EXERCISE DESCRIPTION → Lines that contain the string "federal" are to be copied; leave out all others.

PROVIDED DATA →
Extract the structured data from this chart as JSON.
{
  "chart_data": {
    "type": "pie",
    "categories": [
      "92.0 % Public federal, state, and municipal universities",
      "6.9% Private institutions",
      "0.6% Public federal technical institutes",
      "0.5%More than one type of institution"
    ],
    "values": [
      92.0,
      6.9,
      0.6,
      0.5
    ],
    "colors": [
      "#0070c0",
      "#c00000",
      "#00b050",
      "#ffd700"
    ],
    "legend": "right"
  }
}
==
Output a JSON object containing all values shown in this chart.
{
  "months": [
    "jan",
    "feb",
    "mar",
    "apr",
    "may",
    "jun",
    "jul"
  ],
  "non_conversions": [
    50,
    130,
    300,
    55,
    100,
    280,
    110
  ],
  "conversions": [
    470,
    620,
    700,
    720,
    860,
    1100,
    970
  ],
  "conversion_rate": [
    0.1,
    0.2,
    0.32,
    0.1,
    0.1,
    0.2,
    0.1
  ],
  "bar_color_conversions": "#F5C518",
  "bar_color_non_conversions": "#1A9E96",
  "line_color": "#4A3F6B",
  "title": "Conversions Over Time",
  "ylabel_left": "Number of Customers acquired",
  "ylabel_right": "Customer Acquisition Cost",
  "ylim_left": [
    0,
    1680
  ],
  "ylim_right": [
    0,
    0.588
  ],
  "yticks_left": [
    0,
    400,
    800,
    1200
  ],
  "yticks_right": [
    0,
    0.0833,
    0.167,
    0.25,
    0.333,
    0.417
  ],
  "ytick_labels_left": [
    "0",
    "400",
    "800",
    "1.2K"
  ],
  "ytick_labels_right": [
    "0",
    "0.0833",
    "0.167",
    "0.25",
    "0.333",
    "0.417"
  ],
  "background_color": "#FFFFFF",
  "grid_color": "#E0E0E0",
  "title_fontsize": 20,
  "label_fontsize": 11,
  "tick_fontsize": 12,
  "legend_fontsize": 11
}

EXERCISE ANSWER →
      "92.0 % Public federal, state, and municipal universities",
      "0.6% Public federal technical institutes",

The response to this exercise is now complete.